What to work on:
Among the records that follow, count the lines with the string "screenshot"; report only that count.

Information provided:
* START *

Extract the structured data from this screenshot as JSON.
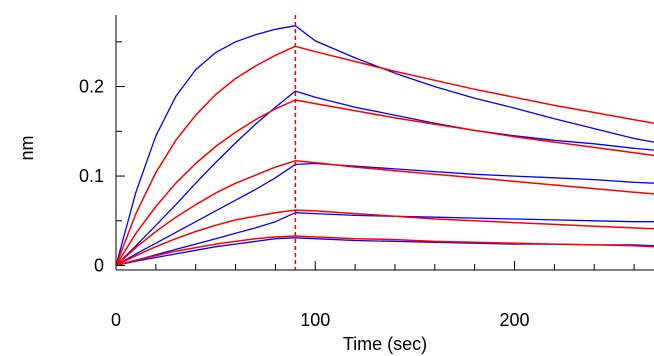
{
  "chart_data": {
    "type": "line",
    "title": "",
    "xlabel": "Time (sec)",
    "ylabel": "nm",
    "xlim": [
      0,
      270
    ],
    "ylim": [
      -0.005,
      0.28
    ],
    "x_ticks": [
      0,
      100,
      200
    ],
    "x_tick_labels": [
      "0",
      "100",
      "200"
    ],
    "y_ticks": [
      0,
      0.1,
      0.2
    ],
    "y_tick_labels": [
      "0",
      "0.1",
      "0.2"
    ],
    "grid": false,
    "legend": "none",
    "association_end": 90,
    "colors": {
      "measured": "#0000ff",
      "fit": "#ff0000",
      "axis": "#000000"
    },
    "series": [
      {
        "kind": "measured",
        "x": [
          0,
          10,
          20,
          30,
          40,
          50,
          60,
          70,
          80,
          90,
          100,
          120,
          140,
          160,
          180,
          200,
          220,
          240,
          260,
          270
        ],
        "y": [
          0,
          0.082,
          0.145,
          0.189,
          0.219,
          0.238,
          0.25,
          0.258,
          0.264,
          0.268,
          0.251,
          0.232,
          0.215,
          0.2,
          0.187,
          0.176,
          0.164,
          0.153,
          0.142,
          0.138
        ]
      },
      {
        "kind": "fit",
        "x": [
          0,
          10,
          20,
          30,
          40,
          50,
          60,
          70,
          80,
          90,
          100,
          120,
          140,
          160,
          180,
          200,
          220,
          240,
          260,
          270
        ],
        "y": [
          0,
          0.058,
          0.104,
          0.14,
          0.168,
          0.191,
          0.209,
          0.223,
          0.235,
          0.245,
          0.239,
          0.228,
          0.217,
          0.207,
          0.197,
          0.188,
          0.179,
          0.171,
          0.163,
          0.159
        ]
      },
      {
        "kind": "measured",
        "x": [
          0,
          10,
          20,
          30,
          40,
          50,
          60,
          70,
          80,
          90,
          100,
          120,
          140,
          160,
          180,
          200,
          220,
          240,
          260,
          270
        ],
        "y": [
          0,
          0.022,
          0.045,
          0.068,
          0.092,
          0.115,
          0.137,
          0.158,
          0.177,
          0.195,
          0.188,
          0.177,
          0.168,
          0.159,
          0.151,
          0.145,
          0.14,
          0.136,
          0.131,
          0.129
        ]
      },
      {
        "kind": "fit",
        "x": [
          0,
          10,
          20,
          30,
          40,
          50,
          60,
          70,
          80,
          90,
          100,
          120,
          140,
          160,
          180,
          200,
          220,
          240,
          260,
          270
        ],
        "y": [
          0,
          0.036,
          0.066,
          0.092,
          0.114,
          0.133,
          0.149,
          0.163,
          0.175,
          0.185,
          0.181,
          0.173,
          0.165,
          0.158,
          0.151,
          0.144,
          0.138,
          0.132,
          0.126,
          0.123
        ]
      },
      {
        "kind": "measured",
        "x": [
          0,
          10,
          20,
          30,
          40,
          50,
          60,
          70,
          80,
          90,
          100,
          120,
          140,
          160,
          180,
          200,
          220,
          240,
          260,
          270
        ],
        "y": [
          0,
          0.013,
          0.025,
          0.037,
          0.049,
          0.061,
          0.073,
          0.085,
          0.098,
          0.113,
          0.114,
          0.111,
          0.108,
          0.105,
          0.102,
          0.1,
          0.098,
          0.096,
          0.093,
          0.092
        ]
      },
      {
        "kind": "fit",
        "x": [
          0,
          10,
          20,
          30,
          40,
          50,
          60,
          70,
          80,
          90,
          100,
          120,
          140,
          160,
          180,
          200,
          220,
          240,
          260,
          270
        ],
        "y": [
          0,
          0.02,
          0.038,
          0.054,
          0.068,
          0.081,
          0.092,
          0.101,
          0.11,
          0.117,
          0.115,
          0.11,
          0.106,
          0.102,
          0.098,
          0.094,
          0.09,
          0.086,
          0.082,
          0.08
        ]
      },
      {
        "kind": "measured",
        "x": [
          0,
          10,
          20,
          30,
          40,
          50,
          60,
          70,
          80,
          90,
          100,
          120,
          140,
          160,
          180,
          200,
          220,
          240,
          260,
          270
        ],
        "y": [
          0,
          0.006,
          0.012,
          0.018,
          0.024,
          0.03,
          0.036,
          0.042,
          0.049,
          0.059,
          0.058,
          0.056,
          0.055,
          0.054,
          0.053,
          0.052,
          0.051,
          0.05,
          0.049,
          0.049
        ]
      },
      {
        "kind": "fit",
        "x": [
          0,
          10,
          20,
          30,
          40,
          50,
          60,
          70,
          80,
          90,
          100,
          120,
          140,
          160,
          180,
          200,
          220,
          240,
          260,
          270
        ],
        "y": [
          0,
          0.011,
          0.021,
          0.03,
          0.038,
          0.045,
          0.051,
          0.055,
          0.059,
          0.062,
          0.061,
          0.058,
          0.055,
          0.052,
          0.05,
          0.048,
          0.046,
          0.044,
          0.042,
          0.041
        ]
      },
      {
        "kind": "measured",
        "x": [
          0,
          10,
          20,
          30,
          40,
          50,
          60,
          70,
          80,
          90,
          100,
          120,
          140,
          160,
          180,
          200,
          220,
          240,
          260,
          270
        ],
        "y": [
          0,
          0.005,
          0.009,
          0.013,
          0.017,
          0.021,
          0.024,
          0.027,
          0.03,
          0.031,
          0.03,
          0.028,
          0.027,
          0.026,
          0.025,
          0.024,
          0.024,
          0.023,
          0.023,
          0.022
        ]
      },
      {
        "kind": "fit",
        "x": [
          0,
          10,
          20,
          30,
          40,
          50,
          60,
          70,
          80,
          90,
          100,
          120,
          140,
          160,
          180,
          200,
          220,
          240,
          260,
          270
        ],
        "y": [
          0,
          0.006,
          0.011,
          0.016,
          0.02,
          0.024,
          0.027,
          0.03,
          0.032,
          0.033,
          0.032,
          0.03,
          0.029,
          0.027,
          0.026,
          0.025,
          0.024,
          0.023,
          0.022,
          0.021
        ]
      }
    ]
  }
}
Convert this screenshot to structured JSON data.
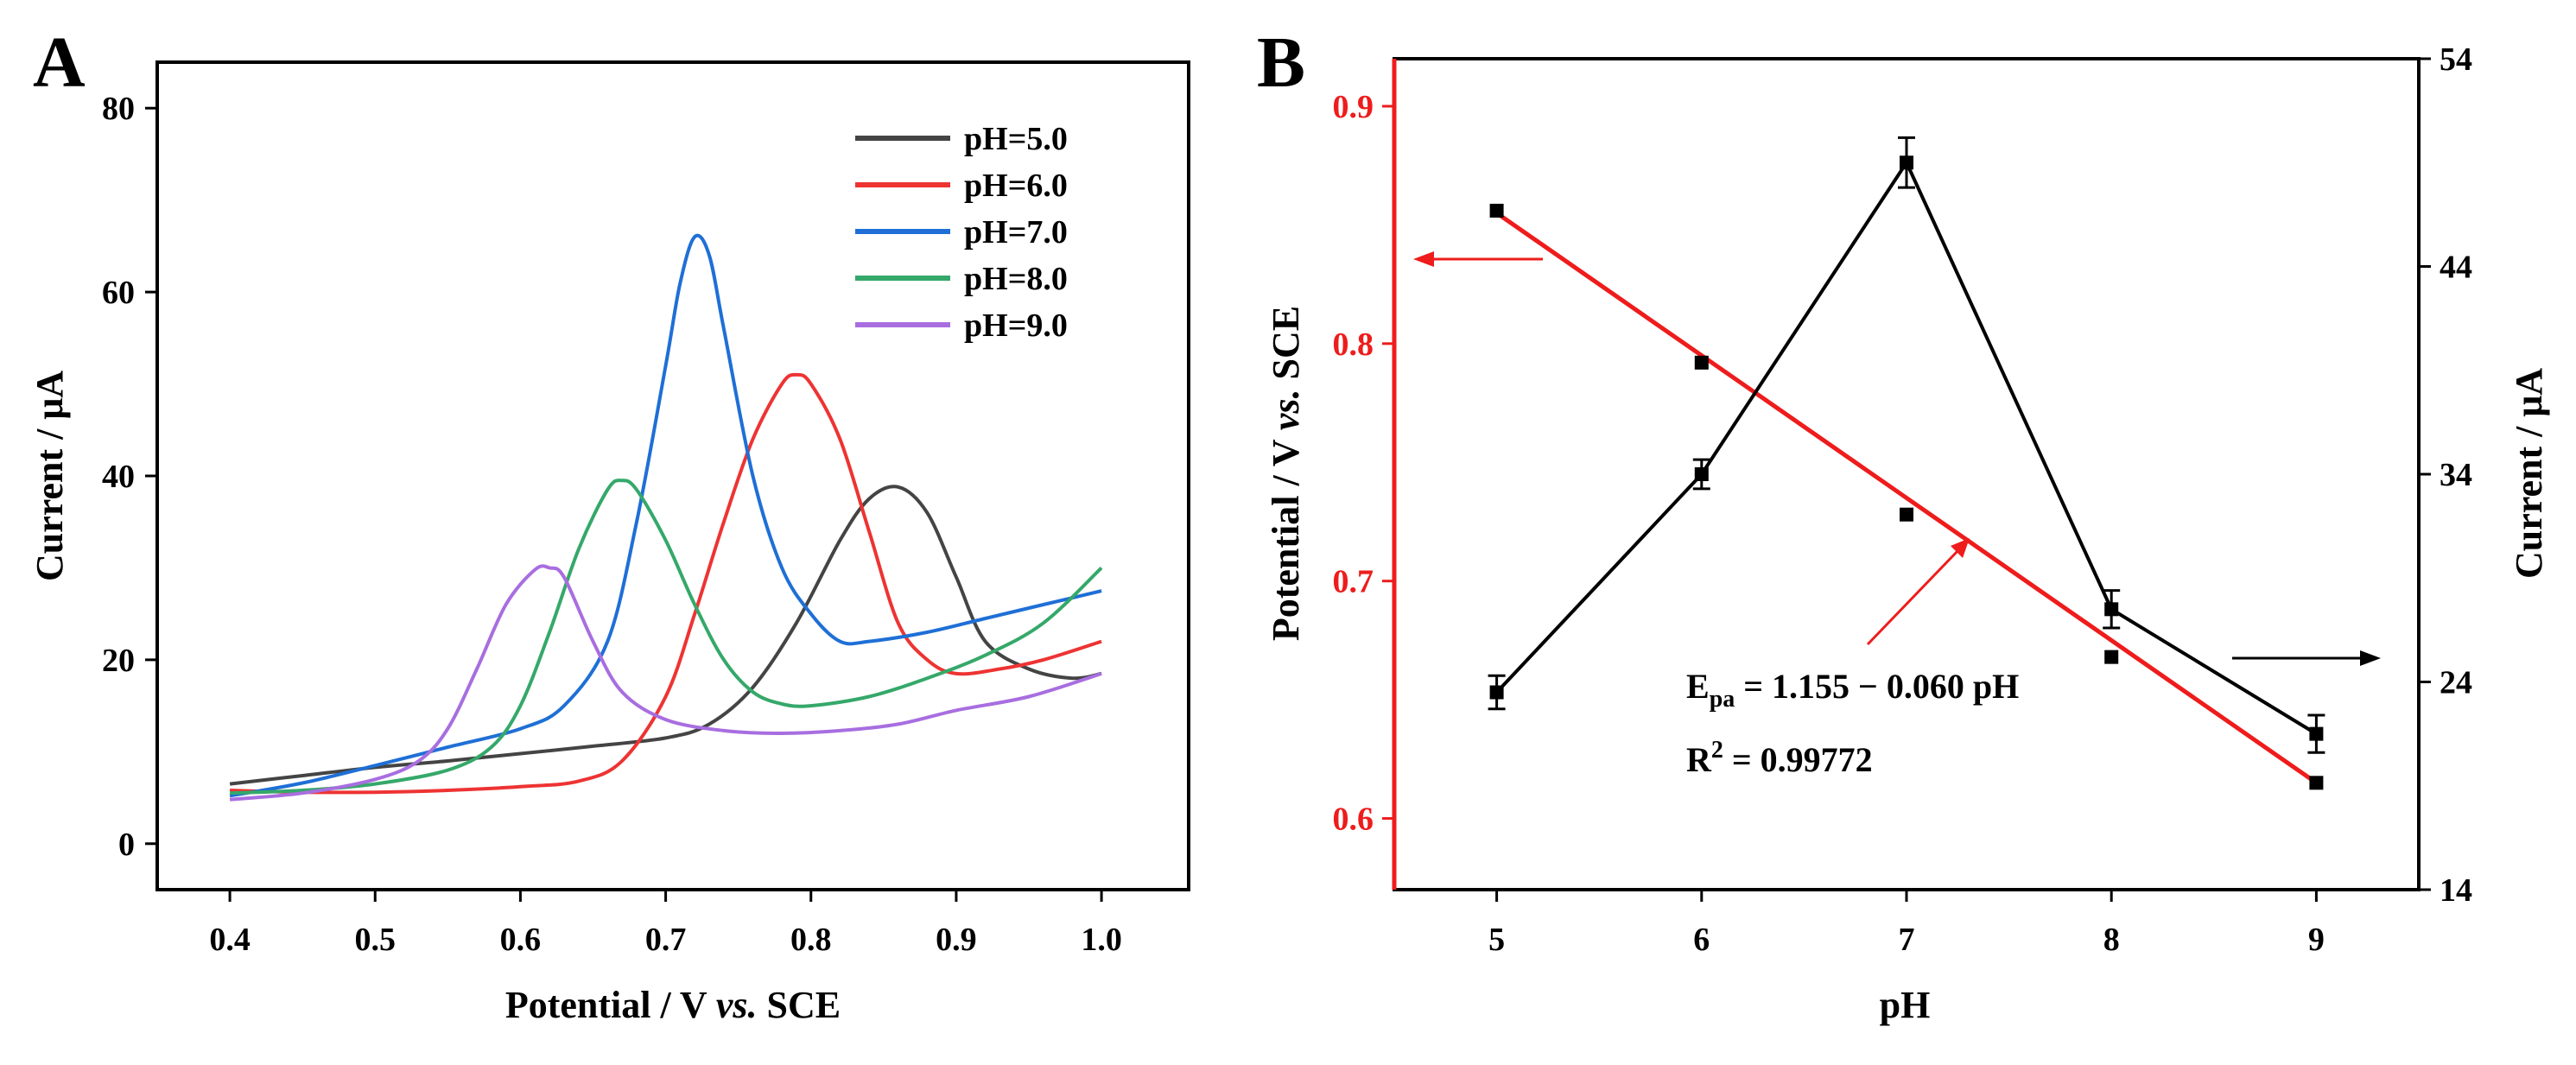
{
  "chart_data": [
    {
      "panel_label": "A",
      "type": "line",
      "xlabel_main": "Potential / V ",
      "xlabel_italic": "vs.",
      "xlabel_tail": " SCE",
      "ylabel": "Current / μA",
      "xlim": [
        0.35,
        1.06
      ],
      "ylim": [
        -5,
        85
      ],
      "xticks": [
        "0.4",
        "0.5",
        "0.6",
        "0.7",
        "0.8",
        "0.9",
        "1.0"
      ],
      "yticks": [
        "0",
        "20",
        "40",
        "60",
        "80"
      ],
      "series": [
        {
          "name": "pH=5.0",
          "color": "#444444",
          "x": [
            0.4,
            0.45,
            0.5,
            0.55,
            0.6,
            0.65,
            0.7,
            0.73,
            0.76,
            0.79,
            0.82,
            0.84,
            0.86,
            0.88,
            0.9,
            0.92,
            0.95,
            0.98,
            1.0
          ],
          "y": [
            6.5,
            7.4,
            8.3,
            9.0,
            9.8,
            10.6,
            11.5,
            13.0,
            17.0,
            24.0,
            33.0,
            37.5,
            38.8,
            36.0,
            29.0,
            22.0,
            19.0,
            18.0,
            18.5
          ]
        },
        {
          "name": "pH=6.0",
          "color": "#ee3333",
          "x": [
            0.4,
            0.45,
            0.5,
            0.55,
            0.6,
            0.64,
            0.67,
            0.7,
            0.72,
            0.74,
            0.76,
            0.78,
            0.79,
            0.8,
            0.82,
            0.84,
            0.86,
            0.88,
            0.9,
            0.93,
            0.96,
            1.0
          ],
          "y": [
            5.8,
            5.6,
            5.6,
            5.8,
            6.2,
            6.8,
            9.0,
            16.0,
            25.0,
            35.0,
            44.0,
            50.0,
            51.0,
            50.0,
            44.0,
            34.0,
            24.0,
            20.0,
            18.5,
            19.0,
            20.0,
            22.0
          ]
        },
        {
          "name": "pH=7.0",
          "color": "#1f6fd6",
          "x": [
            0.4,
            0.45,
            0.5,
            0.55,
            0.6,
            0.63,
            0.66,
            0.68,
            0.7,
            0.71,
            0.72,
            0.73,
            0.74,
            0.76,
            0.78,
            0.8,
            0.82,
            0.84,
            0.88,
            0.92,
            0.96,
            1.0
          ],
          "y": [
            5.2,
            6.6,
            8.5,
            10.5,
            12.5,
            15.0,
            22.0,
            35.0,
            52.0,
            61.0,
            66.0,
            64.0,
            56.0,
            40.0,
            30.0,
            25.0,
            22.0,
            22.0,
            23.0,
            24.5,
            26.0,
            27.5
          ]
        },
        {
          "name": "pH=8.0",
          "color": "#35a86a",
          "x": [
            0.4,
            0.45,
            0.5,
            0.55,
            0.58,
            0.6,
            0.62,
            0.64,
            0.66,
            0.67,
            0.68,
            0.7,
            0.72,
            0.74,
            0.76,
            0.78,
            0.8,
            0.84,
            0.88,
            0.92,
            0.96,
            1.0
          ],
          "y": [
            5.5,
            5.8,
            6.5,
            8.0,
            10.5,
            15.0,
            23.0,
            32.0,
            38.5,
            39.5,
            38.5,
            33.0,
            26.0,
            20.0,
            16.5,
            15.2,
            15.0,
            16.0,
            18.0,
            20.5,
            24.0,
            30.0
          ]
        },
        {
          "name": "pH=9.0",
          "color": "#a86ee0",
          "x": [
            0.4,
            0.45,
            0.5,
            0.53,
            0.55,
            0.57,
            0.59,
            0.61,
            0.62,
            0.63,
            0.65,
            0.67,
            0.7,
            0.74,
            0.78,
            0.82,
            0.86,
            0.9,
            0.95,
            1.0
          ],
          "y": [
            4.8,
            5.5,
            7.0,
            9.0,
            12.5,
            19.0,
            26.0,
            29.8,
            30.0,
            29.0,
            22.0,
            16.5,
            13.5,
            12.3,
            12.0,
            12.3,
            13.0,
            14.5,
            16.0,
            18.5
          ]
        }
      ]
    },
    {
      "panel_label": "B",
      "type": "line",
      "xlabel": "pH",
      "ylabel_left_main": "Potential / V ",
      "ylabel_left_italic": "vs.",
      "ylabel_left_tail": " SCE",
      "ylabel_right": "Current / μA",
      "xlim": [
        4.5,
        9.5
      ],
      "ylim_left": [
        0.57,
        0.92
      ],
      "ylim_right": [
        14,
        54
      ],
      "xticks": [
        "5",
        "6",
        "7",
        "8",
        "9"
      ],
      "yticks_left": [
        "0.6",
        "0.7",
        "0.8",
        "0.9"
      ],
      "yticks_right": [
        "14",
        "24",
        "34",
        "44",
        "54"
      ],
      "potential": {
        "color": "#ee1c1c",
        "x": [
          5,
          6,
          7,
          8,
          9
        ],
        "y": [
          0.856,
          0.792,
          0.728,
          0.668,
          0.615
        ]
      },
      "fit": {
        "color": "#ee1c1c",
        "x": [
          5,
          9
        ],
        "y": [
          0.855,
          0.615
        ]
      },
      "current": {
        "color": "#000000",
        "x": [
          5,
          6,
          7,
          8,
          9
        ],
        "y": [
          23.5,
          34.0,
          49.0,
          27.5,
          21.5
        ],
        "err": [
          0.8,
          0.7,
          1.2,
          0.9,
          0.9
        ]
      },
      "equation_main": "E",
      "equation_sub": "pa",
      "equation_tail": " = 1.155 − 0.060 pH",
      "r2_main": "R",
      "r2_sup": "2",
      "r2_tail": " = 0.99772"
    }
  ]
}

* END *
* START *

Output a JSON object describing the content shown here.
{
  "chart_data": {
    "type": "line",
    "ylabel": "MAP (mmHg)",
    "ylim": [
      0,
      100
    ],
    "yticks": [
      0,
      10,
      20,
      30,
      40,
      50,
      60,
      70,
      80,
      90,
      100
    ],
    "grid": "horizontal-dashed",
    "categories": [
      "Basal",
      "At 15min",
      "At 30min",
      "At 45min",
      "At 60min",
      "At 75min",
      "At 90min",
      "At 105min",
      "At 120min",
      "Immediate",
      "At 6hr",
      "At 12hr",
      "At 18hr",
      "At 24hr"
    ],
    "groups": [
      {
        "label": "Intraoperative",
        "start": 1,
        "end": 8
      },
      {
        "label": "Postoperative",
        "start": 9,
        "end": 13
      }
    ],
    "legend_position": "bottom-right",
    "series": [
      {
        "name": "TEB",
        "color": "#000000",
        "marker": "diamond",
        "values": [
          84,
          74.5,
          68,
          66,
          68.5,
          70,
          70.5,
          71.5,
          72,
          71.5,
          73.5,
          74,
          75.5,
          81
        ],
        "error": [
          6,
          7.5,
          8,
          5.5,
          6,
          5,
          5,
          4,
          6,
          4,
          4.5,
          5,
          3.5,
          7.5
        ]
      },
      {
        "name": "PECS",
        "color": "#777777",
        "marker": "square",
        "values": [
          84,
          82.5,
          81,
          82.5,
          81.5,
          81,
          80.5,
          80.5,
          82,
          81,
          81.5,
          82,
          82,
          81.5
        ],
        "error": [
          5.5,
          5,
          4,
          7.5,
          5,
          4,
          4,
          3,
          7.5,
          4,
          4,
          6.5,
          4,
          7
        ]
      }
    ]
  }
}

* END *

Full response:
2